• [Exercise prompt]: Pull out every line in the data that has the string "title" in it.

>>

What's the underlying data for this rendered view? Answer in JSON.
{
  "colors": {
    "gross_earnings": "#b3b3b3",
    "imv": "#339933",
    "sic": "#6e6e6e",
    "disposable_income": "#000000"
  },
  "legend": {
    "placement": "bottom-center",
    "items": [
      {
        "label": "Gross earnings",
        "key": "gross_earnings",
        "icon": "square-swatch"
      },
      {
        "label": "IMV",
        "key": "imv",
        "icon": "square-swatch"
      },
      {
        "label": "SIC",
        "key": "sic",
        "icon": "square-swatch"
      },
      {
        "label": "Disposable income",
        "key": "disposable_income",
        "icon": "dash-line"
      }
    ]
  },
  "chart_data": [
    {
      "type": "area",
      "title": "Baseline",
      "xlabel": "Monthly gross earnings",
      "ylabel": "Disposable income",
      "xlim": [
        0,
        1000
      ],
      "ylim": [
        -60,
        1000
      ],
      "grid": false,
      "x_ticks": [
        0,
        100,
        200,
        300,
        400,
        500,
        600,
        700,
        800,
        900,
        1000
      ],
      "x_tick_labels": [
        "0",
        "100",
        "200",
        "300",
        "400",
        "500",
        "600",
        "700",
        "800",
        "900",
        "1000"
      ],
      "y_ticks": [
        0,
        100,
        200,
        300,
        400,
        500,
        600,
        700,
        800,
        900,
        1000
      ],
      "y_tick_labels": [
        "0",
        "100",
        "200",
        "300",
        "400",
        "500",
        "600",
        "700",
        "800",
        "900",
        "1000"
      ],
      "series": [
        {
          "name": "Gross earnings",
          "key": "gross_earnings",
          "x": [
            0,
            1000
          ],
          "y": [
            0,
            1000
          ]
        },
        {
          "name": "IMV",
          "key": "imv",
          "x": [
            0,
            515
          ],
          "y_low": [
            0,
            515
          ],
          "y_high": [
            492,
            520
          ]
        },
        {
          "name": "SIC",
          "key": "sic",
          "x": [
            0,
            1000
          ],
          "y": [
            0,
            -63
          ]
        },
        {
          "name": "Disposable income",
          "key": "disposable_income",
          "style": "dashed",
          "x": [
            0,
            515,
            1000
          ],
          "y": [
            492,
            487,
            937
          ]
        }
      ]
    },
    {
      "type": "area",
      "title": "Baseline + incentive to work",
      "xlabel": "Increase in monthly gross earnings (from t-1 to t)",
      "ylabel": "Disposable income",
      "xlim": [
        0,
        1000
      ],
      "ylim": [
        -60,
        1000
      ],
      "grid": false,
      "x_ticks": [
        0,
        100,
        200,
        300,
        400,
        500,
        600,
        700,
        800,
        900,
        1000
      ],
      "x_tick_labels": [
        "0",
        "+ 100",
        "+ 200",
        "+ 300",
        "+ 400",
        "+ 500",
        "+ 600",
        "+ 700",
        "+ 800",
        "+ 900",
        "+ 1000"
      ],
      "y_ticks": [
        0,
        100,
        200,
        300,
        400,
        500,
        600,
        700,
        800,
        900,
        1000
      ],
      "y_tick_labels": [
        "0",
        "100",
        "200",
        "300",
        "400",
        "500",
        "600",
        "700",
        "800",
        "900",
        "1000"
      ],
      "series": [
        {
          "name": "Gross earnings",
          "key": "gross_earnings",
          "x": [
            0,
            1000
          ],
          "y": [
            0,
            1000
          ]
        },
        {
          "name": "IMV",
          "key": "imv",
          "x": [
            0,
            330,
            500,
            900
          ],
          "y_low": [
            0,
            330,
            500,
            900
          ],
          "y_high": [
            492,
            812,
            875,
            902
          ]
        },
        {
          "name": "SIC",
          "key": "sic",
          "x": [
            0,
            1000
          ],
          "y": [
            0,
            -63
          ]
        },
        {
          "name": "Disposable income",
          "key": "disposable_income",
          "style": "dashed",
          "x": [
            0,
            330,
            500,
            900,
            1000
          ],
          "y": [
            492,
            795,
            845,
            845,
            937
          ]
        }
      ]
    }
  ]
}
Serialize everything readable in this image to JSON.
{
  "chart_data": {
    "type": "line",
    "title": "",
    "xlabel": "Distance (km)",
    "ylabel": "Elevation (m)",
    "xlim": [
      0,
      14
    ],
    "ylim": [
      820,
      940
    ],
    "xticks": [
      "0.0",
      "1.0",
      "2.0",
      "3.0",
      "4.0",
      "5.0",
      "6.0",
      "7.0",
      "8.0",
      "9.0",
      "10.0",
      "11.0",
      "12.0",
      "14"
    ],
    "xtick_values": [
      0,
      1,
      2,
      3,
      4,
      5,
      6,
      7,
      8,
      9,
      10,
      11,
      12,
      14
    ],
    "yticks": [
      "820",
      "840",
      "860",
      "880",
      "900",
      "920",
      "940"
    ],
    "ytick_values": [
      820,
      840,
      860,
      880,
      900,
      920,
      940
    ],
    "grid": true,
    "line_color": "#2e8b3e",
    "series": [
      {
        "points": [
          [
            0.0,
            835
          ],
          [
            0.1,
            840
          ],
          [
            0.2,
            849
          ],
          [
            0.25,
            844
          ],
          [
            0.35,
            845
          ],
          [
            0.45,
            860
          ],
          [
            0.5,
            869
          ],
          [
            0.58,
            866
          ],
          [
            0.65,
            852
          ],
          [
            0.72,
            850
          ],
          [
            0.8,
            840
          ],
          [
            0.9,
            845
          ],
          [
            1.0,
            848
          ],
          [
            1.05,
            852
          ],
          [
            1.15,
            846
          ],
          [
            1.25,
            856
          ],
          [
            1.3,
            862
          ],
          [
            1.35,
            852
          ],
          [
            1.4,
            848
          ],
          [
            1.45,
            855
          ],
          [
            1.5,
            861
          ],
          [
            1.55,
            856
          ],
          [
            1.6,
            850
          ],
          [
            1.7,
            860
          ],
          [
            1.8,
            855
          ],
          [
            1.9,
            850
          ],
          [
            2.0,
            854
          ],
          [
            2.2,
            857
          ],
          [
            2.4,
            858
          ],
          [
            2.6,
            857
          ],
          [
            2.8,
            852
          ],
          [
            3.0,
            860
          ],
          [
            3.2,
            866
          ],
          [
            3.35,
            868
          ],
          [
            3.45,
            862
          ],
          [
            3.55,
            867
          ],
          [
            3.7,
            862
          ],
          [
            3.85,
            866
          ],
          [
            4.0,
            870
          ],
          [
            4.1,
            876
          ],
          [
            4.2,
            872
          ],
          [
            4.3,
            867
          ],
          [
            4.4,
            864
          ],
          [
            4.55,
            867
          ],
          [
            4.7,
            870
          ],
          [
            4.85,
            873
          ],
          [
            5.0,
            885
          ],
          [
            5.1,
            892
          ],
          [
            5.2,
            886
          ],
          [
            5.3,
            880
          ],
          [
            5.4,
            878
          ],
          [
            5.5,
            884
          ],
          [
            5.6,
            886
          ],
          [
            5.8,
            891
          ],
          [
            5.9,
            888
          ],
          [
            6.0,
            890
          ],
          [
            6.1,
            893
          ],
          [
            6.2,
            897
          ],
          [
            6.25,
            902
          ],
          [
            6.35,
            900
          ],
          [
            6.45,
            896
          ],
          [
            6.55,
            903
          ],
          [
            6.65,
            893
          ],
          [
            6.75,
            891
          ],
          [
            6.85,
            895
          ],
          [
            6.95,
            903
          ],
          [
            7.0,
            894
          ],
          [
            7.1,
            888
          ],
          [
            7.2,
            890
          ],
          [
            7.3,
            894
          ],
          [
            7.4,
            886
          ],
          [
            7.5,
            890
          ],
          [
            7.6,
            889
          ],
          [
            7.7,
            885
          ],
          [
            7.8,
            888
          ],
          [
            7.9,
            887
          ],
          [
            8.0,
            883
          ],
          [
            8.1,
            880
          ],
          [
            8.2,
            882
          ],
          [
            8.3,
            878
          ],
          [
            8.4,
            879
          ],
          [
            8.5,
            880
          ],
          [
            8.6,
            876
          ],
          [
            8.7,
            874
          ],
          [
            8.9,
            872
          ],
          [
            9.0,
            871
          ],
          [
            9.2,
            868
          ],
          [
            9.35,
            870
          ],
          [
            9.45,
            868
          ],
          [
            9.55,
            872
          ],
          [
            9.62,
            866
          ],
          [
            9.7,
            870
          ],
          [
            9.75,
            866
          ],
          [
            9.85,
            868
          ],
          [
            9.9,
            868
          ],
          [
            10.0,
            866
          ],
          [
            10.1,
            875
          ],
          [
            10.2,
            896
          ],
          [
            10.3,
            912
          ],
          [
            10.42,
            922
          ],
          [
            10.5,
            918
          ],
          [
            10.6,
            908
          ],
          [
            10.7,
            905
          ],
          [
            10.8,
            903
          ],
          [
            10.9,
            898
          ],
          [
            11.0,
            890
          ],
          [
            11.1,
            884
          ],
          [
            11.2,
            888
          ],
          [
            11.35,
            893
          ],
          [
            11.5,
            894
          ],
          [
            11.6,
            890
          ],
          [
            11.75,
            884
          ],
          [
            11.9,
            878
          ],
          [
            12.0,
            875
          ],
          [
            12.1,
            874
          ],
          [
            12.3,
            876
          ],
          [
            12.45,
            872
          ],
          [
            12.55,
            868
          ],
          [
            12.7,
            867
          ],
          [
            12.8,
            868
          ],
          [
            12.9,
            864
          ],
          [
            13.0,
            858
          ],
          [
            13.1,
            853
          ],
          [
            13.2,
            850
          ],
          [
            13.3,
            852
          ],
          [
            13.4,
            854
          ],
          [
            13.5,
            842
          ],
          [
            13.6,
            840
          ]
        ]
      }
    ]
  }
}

<<

• [Correct output]:
      "title": "Baseline",
      "title": "Baseline + incentive to work",
    "title": "",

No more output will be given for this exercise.